Stated task A —
From the text on love hotels, list every kind of place where it says these hotels are situated.
Stated task B —
Reproduce the love hotel text between "The rooms are" and "a jogging machine/treadmill.", inclusive, changing "cottage" to "bungalow".
Stated task C —
Answer these questions from the love hotel text:
(i) How many condoms are usually provided, and where?
(ii) Where is the style of interior decoration displayed?
(iii) After about what time does arriving allow a by-the-night price?

+++ Reading text

Tuesday, February 07, 2012
A "Love" Hotel
The ubiquitous short stay hotel, affectionately know as love hotels or in abbreviated Japanese rabuho, with prices by the hour or two, and by the night if you come after about 10pm. They are usually situated at the outskirts of town, sometimes in a hotel complex (there are two affilated hotels in this photo) often, in rural areas for privacy, and near motorway interchanges for easier access. They are, of course, hotels primarily designed for the purpose of having sex.
Two condoms usually in a little basket, are invariably provided at the head of the bed, and sometimes there are vending machines selling sex toys.
The rooms are often themed, with such varieties as: classic four-poster-bed style, slightly Japanese style, mirrored ceiling, gymnasium style, wild west style, cute-pink and pastel shades style, disneyland style, or simply various styles of interiour decoration. The style of interiour decoration will be displayed on a poster outside the room or in the front lobby.
The rooms often have jaccuzzi baths, and one room or "cottage" in this complex has a sort of swimming pool bath with flowing water so that one can swim without going forward - the swimming equivalent of a jogging machine/treadmill.

++++++
+++ Given data

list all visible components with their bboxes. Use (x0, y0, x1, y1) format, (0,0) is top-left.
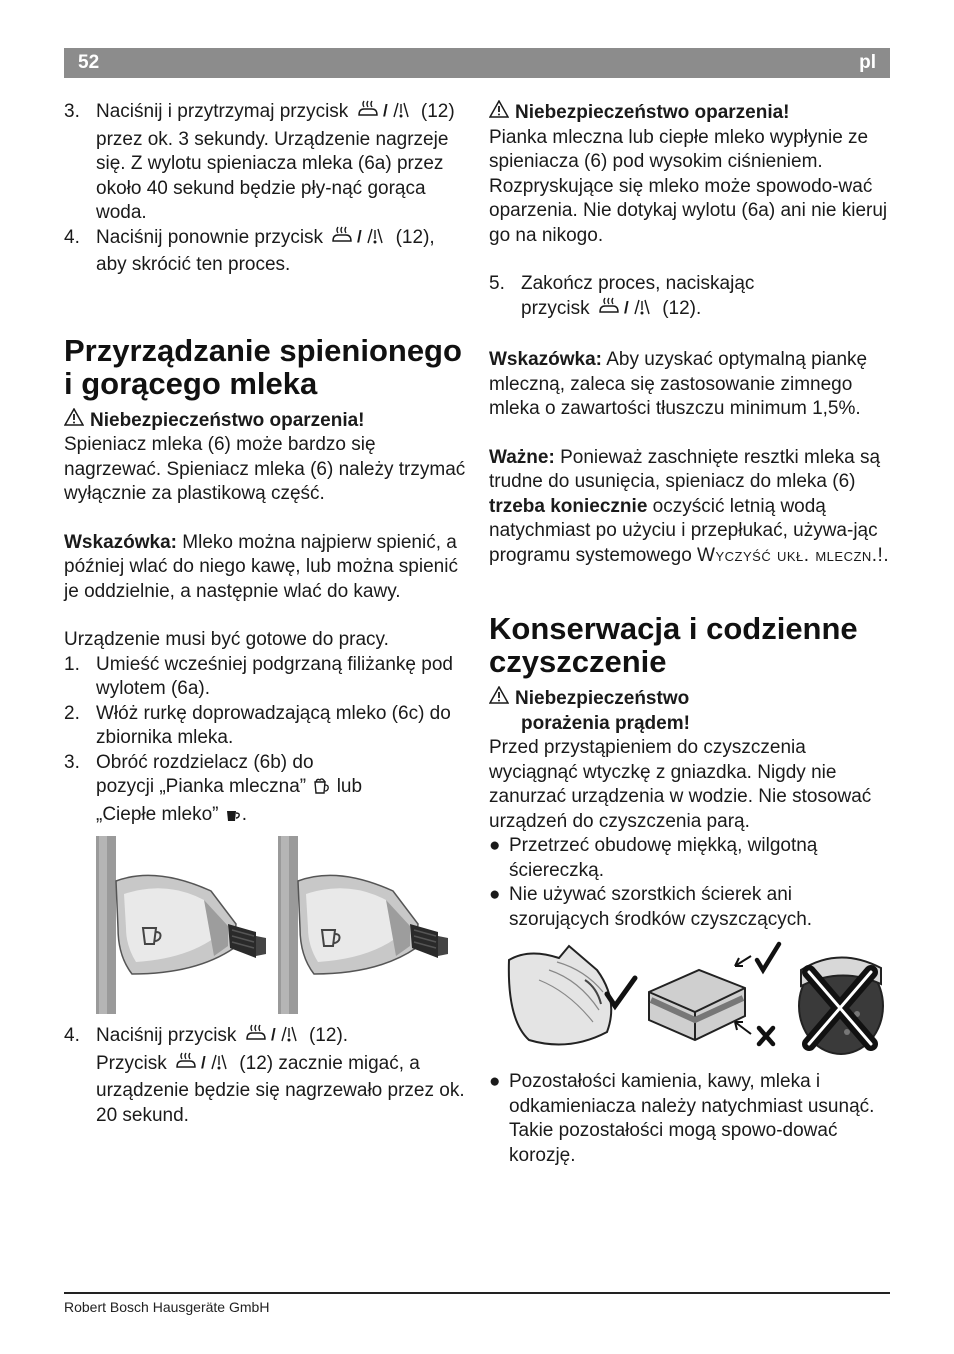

++++++

Finished answer A —
- At the outskirts of town
- In a hotel complex
- In rural areas
- Near motorway interchanges

Finished answer B —
The rooms are often themed, with such varieties as: classic four-poster-bed style, slightly Japanese style, mirrored ceiling, gymnasium style, wild west style, cute-pink and pastel shades style, disneyland style, or simply various styles of interiour decoration. The style of interiour decoration will be displayed on a poster outside the room or in the front lobby.
The rooms often have jaccuzzi baths, and one room or "bungalow" in this complex has a sort of swimming pool bath with flowing water so that one can swim without going forward - the swimming equivalent of a jogging machine/treadmill.

Finished answer C —
(i) Two, usually in a little basket, at the head of the bed.
(ii) On a poster outside the room or in the front lobby.
(iii) After about 10pm.